[Rows from a figure dataset]
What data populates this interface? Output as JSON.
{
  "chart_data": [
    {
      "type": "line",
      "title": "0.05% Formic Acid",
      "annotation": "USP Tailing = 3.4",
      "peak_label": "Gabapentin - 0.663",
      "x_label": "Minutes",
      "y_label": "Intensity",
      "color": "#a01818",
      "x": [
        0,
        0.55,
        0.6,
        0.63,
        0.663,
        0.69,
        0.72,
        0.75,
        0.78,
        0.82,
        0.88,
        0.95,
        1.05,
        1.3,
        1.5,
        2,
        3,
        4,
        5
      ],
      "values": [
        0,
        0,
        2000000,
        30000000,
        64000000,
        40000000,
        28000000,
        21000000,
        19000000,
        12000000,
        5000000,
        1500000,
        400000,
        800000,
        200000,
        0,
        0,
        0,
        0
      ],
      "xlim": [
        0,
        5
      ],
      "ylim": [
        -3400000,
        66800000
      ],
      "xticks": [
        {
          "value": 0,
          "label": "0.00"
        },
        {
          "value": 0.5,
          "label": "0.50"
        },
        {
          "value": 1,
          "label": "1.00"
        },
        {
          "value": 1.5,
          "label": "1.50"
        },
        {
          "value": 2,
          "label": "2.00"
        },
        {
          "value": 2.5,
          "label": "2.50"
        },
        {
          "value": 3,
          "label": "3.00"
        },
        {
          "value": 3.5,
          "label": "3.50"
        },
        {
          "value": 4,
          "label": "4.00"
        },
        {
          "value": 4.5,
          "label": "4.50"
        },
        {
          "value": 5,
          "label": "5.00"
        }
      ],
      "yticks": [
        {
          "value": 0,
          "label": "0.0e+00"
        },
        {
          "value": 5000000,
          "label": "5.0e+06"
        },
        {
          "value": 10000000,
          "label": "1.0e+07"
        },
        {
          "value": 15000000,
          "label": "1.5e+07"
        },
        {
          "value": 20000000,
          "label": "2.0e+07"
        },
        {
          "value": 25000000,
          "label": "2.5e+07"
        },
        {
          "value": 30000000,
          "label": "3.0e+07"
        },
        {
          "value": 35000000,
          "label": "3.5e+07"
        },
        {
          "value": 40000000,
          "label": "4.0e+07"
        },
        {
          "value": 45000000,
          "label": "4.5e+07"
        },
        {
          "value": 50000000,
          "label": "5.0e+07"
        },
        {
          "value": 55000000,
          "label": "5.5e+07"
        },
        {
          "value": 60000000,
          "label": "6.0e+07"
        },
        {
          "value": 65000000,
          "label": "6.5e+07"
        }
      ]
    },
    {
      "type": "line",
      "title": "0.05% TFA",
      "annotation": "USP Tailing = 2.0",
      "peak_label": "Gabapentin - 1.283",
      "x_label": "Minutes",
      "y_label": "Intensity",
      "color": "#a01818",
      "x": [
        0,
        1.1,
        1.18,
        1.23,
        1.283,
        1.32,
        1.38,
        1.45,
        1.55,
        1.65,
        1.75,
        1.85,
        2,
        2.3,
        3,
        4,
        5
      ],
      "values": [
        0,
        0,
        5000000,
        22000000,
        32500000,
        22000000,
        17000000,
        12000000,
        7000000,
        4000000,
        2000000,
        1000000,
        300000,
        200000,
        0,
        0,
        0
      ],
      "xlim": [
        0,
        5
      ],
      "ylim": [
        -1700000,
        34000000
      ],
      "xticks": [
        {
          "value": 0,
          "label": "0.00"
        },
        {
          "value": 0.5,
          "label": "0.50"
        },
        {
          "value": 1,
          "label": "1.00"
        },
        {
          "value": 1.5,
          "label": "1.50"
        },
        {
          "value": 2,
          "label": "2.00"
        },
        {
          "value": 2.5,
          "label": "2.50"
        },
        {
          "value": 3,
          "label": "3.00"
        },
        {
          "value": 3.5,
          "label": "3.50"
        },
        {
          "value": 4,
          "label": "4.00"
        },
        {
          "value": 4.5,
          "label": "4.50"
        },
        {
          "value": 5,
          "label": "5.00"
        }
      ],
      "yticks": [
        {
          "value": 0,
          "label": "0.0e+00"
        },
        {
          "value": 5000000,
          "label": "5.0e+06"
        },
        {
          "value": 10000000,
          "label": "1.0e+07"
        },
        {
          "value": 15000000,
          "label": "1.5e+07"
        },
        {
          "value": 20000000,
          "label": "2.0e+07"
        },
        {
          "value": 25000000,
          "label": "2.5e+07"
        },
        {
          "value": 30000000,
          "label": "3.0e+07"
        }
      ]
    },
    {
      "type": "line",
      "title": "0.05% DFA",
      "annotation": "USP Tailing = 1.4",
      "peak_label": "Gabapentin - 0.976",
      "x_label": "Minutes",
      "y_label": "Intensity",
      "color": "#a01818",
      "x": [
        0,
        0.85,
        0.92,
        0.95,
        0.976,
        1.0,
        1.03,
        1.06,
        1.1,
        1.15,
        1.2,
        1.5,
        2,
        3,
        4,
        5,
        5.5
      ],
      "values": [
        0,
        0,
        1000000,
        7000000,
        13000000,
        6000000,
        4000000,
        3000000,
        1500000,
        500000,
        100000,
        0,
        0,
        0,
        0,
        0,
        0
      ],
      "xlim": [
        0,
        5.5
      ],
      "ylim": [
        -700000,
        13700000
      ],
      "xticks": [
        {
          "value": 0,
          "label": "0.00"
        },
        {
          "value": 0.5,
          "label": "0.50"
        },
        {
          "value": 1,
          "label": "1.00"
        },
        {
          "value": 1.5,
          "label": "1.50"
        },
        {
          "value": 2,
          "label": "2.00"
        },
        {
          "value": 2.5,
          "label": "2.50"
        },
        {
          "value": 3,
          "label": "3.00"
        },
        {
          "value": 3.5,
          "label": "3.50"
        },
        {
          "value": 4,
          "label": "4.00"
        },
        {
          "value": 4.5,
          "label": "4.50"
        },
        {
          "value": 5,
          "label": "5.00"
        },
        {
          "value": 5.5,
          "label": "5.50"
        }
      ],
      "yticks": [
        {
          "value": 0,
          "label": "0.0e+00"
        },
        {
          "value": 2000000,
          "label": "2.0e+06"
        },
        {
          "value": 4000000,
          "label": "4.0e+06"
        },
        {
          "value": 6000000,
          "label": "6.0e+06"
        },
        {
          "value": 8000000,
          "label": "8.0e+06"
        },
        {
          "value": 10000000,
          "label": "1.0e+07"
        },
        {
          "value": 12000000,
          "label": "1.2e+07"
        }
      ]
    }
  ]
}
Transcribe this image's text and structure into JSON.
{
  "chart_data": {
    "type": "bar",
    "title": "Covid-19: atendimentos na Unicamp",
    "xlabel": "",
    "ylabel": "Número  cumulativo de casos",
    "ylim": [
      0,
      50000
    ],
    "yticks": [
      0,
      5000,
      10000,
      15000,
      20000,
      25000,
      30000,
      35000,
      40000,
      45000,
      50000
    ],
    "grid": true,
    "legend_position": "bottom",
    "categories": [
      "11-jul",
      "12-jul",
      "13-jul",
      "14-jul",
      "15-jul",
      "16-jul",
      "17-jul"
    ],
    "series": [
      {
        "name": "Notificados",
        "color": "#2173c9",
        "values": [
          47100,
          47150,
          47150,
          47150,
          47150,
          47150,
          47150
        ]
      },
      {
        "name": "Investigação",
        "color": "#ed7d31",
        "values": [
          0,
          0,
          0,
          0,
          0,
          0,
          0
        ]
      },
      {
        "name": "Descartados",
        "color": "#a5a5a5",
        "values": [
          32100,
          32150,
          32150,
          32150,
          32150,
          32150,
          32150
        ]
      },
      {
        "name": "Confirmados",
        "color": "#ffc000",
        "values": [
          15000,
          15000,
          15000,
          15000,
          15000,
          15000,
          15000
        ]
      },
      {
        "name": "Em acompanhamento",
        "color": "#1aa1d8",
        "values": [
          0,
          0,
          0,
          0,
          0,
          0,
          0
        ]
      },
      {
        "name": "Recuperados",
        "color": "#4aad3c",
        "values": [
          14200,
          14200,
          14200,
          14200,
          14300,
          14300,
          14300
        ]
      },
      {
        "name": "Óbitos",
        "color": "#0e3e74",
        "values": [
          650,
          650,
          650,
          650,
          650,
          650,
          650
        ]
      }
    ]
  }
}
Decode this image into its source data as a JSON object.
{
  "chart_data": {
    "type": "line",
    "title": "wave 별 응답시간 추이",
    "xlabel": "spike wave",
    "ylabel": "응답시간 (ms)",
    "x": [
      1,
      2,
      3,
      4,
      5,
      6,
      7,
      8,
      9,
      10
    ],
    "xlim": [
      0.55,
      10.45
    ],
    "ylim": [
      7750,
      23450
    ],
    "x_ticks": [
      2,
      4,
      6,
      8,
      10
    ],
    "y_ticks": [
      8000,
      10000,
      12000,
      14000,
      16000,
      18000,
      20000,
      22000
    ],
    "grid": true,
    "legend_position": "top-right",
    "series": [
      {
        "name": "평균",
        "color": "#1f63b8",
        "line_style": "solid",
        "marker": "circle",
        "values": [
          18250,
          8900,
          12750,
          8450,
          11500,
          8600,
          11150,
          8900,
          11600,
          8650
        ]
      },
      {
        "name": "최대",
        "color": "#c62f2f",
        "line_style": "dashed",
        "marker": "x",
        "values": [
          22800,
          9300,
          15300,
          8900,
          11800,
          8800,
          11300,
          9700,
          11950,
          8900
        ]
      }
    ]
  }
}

WHAT IS EXPECTED
Report how many lines in the records above contain the word "JSON", giving only the number.

RESULT FOR THIS EXERCISE
3